── Data supplied ──
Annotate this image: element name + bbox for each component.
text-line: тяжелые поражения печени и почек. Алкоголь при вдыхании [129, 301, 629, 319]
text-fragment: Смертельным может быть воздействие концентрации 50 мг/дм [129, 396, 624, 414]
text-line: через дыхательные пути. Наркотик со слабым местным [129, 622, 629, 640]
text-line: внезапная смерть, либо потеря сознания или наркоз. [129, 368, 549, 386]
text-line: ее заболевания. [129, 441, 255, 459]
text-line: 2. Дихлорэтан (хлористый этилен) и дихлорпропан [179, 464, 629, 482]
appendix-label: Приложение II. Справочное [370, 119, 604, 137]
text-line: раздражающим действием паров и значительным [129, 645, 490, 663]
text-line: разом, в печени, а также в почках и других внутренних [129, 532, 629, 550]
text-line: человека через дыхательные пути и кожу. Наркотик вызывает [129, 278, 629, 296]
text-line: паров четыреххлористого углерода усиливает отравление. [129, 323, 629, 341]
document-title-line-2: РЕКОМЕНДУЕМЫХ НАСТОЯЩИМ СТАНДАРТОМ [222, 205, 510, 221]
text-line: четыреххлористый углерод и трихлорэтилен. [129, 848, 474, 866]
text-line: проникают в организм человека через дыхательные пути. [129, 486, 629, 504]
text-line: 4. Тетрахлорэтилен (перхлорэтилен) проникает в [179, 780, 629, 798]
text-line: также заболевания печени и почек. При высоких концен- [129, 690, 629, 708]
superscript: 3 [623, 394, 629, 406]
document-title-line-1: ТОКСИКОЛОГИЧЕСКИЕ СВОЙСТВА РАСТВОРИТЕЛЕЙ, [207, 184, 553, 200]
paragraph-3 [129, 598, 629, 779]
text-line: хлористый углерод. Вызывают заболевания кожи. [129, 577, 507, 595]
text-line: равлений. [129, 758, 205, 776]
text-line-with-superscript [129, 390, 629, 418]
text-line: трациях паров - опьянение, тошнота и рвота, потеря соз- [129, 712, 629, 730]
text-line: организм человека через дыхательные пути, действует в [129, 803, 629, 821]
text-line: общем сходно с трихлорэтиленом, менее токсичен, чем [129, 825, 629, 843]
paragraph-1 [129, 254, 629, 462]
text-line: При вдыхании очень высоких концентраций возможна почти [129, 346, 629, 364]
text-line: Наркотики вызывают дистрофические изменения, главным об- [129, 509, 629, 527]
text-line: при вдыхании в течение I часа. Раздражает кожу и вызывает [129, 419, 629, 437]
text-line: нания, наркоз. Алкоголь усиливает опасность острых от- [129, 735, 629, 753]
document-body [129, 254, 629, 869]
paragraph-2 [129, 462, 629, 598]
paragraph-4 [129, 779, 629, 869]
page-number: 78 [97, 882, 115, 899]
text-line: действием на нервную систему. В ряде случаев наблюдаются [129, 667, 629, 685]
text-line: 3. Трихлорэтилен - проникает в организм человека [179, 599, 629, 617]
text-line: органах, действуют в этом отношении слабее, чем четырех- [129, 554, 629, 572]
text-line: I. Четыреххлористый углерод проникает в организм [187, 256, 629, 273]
───
§ What you should do:
Copy every one of the rows above, keeping each line unchanged.

§ Reply:
Annotate this image: element name + bbox for each component.
text-line: тяжелые поражения печени и почек. Алкоголь при вдыхании [129, 301, 629, 319]
text-fragment: Смертельным может быть воздействие концентрации 50 мг/дм [129, 396, 624, 414]
text-line: через дыхательные пути. Наркотик со слабым местным [129, 622, 629, 640]
text-line: внезапная смерть, либо потеря сознания или наркоз. [129, 368, 549, 386]
text-line: ее заболевания. [129, 441, 255, 459]
text-line: 2. Дихлорэтан (хлористый этилен) и дихлорпропан [179, 464, 629, 482]
appendix-label: Приложение II. Справочное [370, 119, 604, 137]
text-line: раздражающим действием паров и значительным [129, 645, 490, 663]
text-line: разом, в печени, а также в почках и других внутренних [129, 532, 629, 550]
text-line: человека через дыхательные пути и кожу. Наркотик вызывает [129, 278, 629, 296]
text-line: паров четыреххлористого углерода усиливает отравление. [129, 323, 629, 341]
document-title-line-2: РЕКОМЕНДУЕМЫХ НАСТОЯЩИМ СТАНДАРТОМ [222, 205, 510, 221]
text-line: четыреххлористый углерод и трихлорэтилен. [129, 848, 474, 866]
text-line: проникают в организм человека через дыхательные пути. [129, 486, 629, 504]
text-line: 4. Тетрахлорэтилен (перхлорэтилен) проникает в [179, 780, 629, 798]
text-line: также заболевания печени и почек. При высоких концен- [129, 690, 629, 708]
superscript: 3 [623, 394, 629, 406]
document-title-line-1: ТОКСИКОЛОГИЧЕСКИЕ СВОЙСТВА РАСТВОРИТЕЛЕЙ, [207, 184, 553, 200]
paragraph-3 [129, 598, 629, 779]
text-line: хлористый углерод. Вызывают заболевания кожи. [129, 577, 507, 595]
text-line: равлений. [129, 758, 205, 776]
text-line-with-superscript [129, 390, 629, 418]
text-line: трациях паров - опьянение, тошнота и рвота, потеря соз- [129, 712, 629, 730]
text-line: организм человека через дыхательные пути, действует в [129, 803, 629, 821]
text-line: общем сходно с трихлорэтиленом, менее токсичен, чем [129, 825, 629, 843]
paragraph-1 [129, 254, 629, 462]
text-line: При вдыхании очень высоких концентраций возможна почти [129, 346, 629, 364]
text-line: Наркотики вызывают дистрофические изменения, главным об- [129, 509, 629, 527]
text-line: при вдыхании в течение I часа. Раздражает кожу и вызывает [129, 419, 629, 437]
text-line: нания, наркоз. Алкоголь усиливает опасность острых от- [129, 735, 629, 753]
document-body [129, 254, 629, 869]
paragraph-2 [129, 462, 629, 598]
paragraph-4 [129, 779, 629, 869]
page-number: 78 [97, 882, 115, 899]
text-line: действием на нервную систему. В ряде случаев наблюдаются [129, 667, 629, 685]
text-line: 3. Трихлорэтилен - проникает в организм человека [179, 599, 629, 617]
text-line: органах, действуют в этом отношении слабее, чем четырех- [129, 554, 629, 572]
text-line: I. Четыреххлористый углерод проникает в организм [187, 256, 629, 273]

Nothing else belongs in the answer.